(Instructions for the task) Scan each line of the records for the word "title" and extract the ones that have it.

(Dataset records)
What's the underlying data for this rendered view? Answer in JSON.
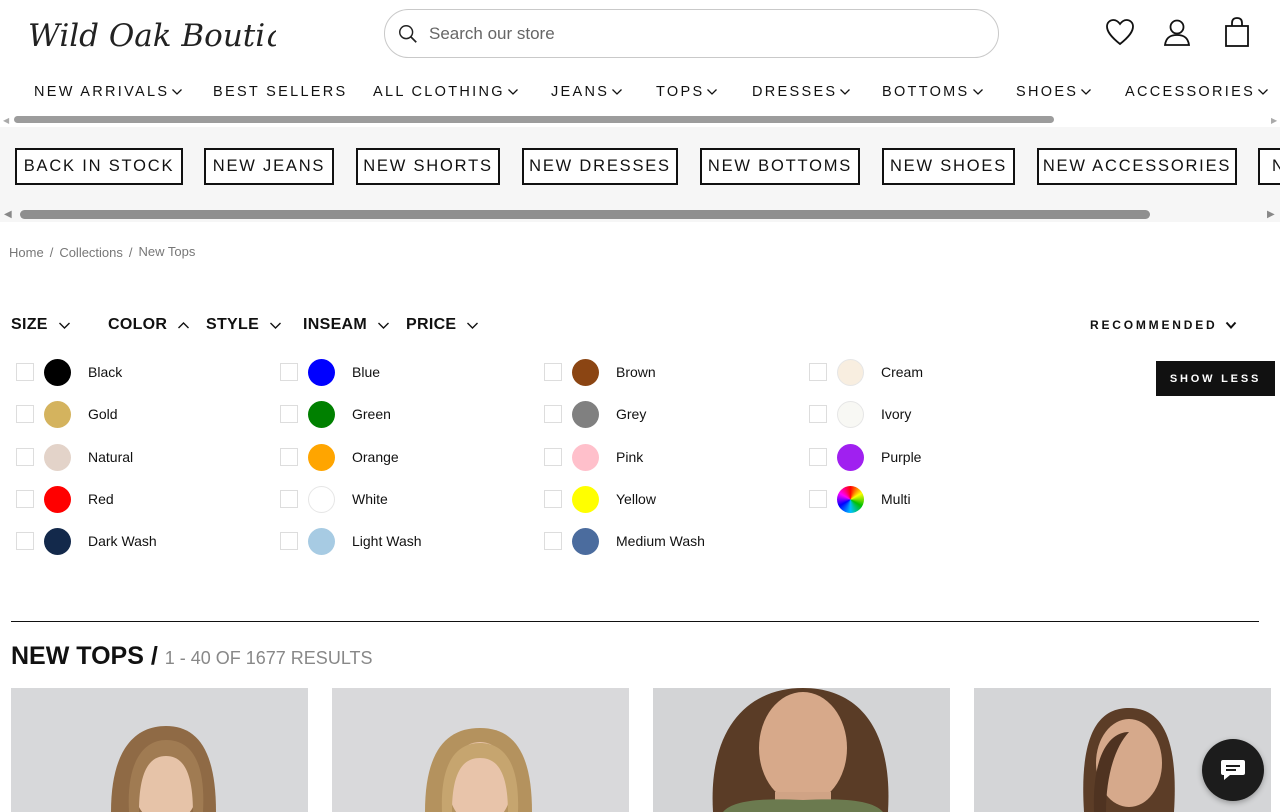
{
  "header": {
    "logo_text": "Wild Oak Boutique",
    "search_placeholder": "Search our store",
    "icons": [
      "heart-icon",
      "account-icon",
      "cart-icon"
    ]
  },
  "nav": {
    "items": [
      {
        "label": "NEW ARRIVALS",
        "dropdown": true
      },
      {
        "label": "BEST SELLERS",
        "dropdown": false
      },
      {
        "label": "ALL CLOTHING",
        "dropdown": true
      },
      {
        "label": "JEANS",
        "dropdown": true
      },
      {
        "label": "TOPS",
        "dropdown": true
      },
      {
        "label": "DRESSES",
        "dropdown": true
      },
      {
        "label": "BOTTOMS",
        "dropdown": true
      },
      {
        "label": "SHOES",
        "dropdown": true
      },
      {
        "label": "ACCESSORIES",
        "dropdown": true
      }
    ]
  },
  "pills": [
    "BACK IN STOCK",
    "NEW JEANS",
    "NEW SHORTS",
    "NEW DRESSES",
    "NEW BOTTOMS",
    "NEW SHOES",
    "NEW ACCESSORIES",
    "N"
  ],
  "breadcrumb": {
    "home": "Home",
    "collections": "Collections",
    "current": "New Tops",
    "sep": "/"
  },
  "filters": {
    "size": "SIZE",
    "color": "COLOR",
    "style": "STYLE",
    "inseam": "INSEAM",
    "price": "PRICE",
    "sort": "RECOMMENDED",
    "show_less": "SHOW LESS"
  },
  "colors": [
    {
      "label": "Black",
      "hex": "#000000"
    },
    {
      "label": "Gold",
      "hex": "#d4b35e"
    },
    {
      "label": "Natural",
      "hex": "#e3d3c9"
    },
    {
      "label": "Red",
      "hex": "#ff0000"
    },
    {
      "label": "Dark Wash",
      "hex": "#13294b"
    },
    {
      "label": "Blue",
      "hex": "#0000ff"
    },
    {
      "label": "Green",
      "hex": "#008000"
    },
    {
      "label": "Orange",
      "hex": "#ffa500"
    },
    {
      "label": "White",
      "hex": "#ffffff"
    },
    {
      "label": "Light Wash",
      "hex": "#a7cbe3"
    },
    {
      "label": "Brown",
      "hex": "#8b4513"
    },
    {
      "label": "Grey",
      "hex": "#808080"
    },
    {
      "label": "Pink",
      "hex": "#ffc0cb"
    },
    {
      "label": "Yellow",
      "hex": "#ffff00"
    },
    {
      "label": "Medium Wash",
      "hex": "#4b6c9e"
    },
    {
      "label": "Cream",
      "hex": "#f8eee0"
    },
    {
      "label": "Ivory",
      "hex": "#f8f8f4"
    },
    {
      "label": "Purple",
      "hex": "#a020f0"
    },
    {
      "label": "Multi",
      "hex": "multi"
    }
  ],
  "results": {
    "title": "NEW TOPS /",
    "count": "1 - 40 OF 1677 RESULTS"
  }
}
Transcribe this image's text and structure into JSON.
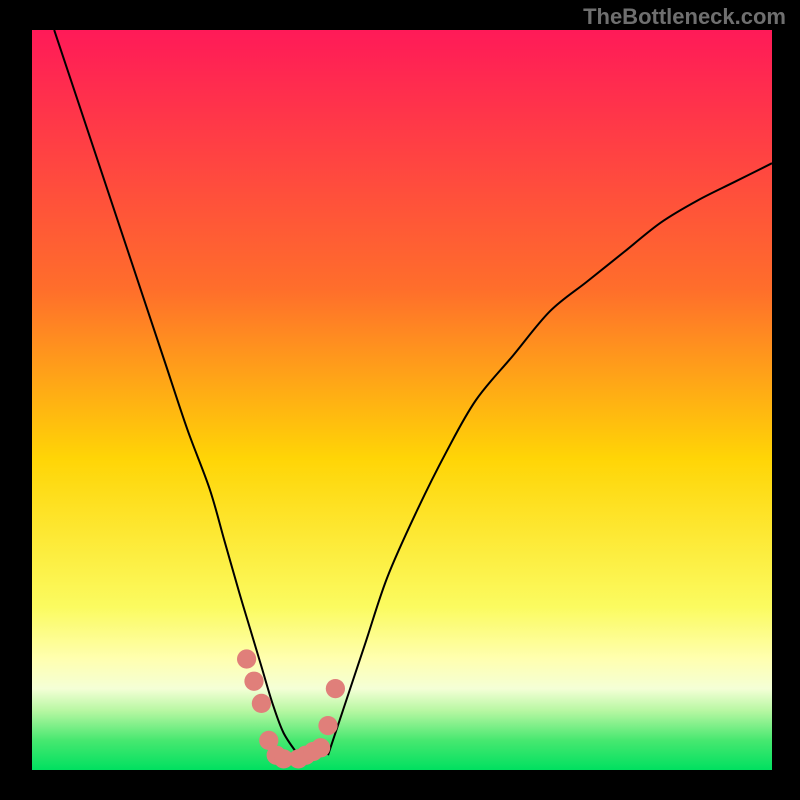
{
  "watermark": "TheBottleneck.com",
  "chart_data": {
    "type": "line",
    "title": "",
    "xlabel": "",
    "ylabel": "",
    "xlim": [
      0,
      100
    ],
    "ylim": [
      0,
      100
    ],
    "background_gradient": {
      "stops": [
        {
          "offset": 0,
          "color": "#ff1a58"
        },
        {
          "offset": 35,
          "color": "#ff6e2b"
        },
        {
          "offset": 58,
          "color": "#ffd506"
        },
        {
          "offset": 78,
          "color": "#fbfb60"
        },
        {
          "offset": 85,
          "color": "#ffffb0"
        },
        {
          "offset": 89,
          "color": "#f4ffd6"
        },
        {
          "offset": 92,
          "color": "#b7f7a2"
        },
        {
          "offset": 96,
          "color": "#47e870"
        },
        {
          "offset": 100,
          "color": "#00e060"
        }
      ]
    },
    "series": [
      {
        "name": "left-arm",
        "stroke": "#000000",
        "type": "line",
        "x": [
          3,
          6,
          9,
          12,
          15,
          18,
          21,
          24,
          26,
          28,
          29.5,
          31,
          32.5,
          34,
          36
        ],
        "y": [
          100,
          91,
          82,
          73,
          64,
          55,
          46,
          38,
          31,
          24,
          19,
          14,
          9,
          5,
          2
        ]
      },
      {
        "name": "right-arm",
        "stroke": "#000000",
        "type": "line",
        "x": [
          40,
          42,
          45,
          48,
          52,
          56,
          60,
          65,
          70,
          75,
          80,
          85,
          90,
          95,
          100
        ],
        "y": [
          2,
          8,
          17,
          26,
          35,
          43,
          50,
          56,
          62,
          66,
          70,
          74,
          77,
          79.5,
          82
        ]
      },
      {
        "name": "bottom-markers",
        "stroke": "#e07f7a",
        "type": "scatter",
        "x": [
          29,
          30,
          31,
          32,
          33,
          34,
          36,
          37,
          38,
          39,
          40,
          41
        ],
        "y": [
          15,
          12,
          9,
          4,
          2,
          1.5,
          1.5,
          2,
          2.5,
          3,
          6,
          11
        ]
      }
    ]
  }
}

...

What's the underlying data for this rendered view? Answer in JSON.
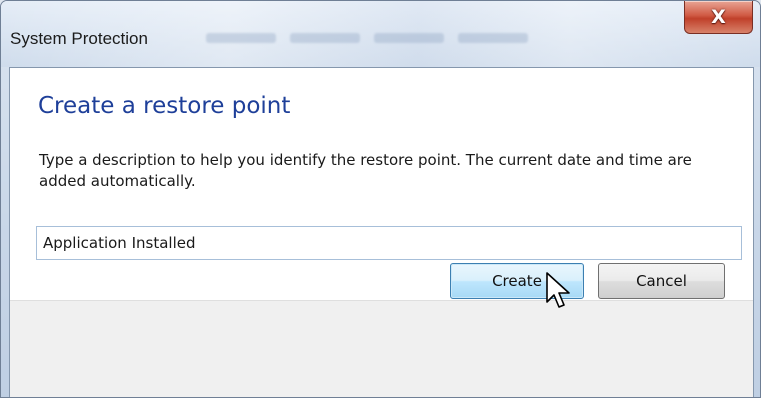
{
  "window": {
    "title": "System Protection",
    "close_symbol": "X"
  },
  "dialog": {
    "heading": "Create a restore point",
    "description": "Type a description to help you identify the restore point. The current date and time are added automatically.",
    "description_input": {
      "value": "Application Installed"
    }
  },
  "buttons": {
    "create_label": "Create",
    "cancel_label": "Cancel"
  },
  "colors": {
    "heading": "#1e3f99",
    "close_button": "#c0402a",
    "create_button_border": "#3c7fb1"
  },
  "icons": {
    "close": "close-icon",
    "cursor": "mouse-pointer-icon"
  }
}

(Solution)
    "title": "NEW TOPS /",
    "title": "",
    "title": "System Protection",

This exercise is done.